[Start DATA FOR THIS EXERCISE]
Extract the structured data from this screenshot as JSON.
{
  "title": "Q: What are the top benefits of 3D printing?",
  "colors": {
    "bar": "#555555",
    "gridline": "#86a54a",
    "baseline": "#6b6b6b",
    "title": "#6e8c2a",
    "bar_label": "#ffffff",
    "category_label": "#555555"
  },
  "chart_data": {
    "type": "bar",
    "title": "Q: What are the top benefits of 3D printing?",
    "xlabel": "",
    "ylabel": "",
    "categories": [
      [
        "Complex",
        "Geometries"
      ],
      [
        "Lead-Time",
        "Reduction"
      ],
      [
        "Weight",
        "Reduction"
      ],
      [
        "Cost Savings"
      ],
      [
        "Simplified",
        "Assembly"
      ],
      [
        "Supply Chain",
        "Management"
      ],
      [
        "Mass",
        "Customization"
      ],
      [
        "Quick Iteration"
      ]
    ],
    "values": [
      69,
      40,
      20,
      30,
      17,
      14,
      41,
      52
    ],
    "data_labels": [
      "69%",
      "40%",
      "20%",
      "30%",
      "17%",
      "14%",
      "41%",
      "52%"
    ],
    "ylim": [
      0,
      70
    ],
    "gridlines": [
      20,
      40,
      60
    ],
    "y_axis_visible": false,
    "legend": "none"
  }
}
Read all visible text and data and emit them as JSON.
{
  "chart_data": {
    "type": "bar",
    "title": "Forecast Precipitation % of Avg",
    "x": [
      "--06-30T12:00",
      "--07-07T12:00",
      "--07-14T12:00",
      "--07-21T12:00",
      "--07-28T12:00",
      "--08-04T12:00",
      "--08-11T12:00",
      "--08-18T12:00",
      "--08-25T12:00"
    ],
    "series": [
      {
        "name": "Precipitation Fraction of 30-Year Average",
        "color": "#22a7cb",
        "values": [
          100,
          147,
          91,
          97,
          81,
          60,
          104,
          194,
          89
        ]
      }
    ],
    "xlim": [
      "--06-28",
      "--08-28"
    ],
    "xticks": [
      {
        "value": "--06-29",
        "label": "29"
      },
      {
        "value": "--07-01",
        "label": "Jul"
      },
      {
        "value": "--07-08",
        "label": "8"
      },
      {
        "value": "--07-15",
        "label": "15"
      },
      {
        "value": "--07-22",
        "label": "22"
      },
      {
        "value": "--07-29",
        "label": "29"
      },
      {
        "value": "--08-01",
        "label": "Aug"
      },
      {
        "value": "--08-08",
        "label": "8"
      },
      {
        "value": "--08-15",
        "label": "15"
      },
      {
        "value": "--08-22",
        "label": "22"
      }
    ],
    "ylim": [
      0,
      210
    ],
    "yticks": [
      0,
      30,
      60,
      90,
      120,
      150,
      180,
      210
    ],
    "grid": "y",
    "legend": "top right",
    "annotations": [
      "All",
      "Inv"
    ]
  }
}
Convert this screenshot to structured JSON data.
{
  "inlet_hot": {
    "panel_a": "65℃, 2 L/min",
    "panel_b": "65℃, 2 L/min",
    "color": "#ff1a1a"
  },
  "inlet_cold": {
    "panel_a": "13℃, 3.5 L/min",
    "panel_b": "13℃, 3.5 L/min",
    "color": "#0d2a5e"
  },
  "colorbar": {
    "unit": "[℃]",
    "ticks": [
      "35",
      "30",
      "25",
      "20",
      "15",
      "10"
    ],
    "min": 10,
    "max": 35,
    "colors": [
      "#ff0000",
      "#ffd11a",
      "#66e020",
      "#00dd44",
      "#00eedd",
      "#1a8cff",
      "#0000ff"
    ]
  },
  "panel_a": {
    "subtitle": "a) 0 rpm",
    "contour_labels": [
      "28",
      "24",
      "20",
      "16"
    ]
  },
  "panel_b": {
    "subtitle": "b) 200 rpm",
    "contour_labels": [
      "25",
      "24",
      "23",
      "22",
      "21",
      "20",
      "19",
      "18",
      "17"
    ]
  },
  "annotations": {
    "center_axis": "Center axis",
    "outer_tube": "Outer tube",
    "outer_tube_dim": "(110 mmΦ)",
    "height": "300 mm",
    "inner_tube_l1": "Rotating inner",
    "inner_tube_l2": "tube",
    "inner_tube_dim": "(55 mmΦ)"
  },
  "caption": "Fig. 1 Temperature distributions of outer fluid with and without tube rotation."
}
[End DATA FOR THIS EXERCISE]
Which lines include "JSON"? Copy each of them out.

EXERCISE ANSWER |
Extract the structured data from this screenshot as JSON.
Read all visible text and data and emit them as JSON.
Convert this screenshot to structured JSON data.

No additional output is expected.